» **WHAT NEEDS TO BE DONE**: Leave out the pictures and restate the rest of the data exactly.

» **SUPPLIED RECORDS**:
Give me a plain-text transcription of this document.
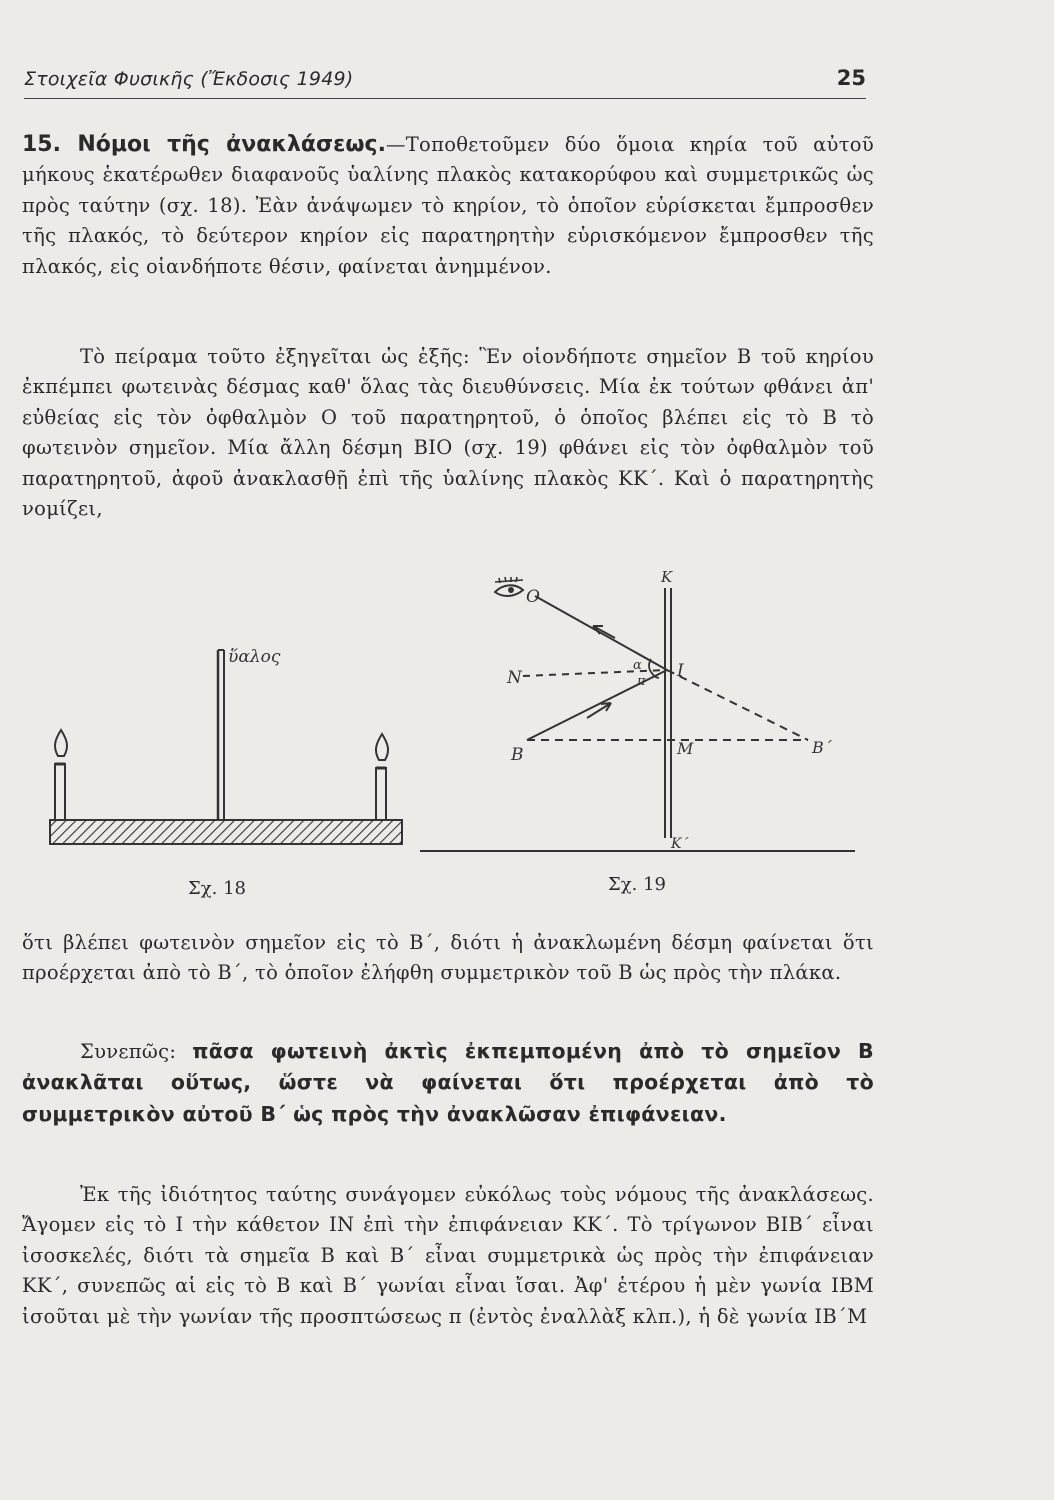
Στοιχεῖα Φυσικῆς (Ἔκδοσις 1949)	25

15. Νόμοι τῆς ἀνακλάσεως.—Τοποθετοῦμεν δύο ὅμοια κηρία τοῦ αὐτοῦ μήκους ἑκατέρωθεν διαφανοῦς ὑαλίνης πλακὸς κατακορύφου καὶ συμμετρικῶς ὡς πρὸς ταύτην (σχ. 18). Ἐὰν ἀνάψωμεν τὸ κηρίον, τὸ ὁποῖον εὑρίσκεται ἔμπροσθεν τῆς πλακός, τὸ δεύτερον κηρίον εἰς παρατηρητὴν εὑρισκόμενον ἔμπροσθεν τῆς πλακός, εἰς οἱανδήποτε θέσιν, φαίνεται ἀνημμένον.

Τὸ πείραμα τοῦτο ἐξηγεῖται ὡς ἑξῆς: Ἓν οἱονδήποτε σημεῖον Β τοῦ κηρίου ἐκπέμπει φωτεινὰς δέσμας καθ' ὅλας τὰς διευθύνσεις. Μία ἐκ τούτων φθάνει ἀπ' εὐθείας εἰς τὸν ὀφθαλμὸν Ο τοῦ παρατηρητοῦ, ὁ ὁποῖος βλέπει εἰς τὸ Β τὸ φωτεινὸν σημεῖον. Μία ἄλλη δέσμη ΒΙΟ (σχ. 19) φθάνει εἰς τὸν ὀφθαλμὸν τοῦ παρατηρητοῦ, ἀφοῦ ἀνακλασθῇ ἐπὶ τῆς ὑαλίνης πλακὸς ΚΚ΄. Καὶ ὁ παρατηρητὴς νομίζει,

ὕαλος
Σχ. 18
Κ
Ο
Ν	Ι
α
π
Β	Μ	Β΄
Κ΄
Σχ. 19

ὅτι βλέπει φωτεινὸν σημεῖον εἰς τὸ Β΄, διότι ἡ ἀνακλωμένη δέσμη φαίνεται ὅτι προέρχεται ἀπὸ τὸ Β΄, τὸ ὁποῖον ἐλήφθη συμμετρικὸν τοῦ Β ὡς πρὸς τὴν πλάκα.

Συνεπῶς: πᾶσα φωτεινὴ ἀκτὶς ἐκπεμπομένη ἀπὸ τὸ σημεῖον Β ἀνακλᾶται οὕτως, ὥστε νὰ φαίνεται ὅτι προέρχεται ἀπὸ τὸ συμμετρικὸν αὐτοῦ Β΄ ὡς πρὸς τὴν ἀνακλῶσαν ἐπιφάνειαν.

Ἐκ τῆς ἰδιότητος ταύτης συνάγομεν εὐκόλως τοὺς νόμους τῆς ἀνακλάσεως. Ἄγομεν εἰς τὸ Ι τὴν κάθετον ΙΝ ἐπὶ τὴν ἐπιφάνειαν ΚΚ΄. Τὸ τρίγωνον ΒΙΒ΄ εἶναι ἰσοσκελές, διότι τὰ σημεῖα Β καὶ Β΄ εἶναι συμμετρικὰ ὡς πρὸς τὴν ἐπιφάνειαν ΚΚ΄, συνεπῶς αἱ εἰς τὸ Β καὶ Β΄ γωνίαι εἶναι ἴσαι. Ἀφ' ἑτέρου ἡ μὲν γωνία ΙΒΜ ἰσοῦται μὲ τὴν γωνίαν τῆς προσπτώσεως π (ἐντὸς ἐναλλὰξ κλπ.), ἡ δὲ γωνία ΙΒ΄Μ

» **SOLUTION TO THE PROBLEM**:
Give me a plain-text transcription of this document.
Στοιχεῖα Φυσικῆς (Ἔκδοσις 1949)	25

15. Νόμοι τῆς ἀνακλάσεως.—Τοποθετοῦμεν δύο ὅμοια κηρία τοῦ αὐτοῦ μήκους ἑκατέρωθεν διαφανοῦς ὑαλίνης πλακὸς κατακορύφου καὶ συμμετρικῶς ὡς πρὸς ταύτην (σχ. 18). Ἐὰν ἀνάψωμεν τὸ κηρίον, τὸ ὁποῖον εὑρίσκεται ἔμπροσθεν τῆς πλακός, τὸ δεύτερον κηρίον εἰς παρατηρητὴν εὑρισκόμενον ἔμπροσθεν τῆς πλακός, εἰς οἱανδήποτε θέσιν, φαίνεται ἀνημμένον.

Τὸ πείραμα τοῦτο ἐξηγεῖται ὡς ἑξῆς: Ἓν οἱονδήποτε σημεῖον Β τοῦ κηρίου ἐκπέμπει φωτεινὰς δέσμας καθ' ὅλας τὰς διευθύνσεις. Μία ἐκ τούτων φθάνει ἀπ' εὐθείας εἰς τὸν ὀφθαλμὸν Ο τοῦ παρατηρητοῦ, ὁ ὁποῖος βλέπει εἰς τὸ Β τὸ φωτεινὸν σημεῖον. Μία ἄλλη δέσμη ΒΙΟ (σχ. 19) φθάνει εἰς τὸν ὀφθαλμὸν τοῦ παρατηρητοῦ, ἀφοῦ ἀνακλασθῇ ἐπὶ τῆς ὑαλίνης πλακὸς ΚΚ΄. Καὶ ὁ παρατηρητὴς νομίζει,

ὕαλος
Σχ. 18
Κ
Ο
Ν	Ι
α
π
Β	Μ	Β΄
Κ΄
Σχ. 19

ὅτι βλέπει φωτεινὸν σημεῖον εἰς τὸ Β΄, διότι ἡ ἀνακλωμένη δέσμη φαίνεται ὅτι προέρχεται ἀπὸ τὸ Β΄, τὸ ὁποῖον ἐλήφθη συμμετρικὸν τοῦ Β ὡς πρὸς τὴν πλάκα.

Συνεπῶς: πᾶσα φωτεινὴ ἀκτὶς ἐκπεμπομένη ἀπὸ τὸ σημεῖον Β ἀνακλᾶται οὕτως, ὥστε νὰ φαίνεται ὅτι προέρχεται ἀπὸ τὸ συμμετρικὸν αὐτοῦ Β΄ ὡς πρὸς τὴν ἀνακλῶσαν ἐπιφάνειαν.

Ἐκ τῆς ἰδιότητος ταύτης συνάγομεν εὐκόλως τοὺς νόμους τῆς ἀνακλάσεως. Ἄγομεν εἰς τὸ Ι τὴν κάθετον ΙΝ ἐπὶ τὴν ἐπιφάνειαν ΚΚ΄. Τὸ τρίγωνον ΒΙΒ΄ εἶναι ἰσοσκελές, διότι τὰ σημεῖα Β καὶ Β΄ εἶναι συμμετρικὰ ὡς πρὸς τὴν ἐπιφάνειαν ΚΚ΄, συνεπῶς αἱ εἰς τὸ Β καὶ Β΄ γωνίαι εἶναι ἴσαι. Ἀφ' ἑτέρου ἡ μὲν γωνία ΙΒΜ ἰσοῦται μὲ τὴν γωνίαν τῆς προσπτώσεως π (ἐντὸς ἐναλλὰξ κλπ.), ἡ δὲ γωνία ΙΒ΄Μ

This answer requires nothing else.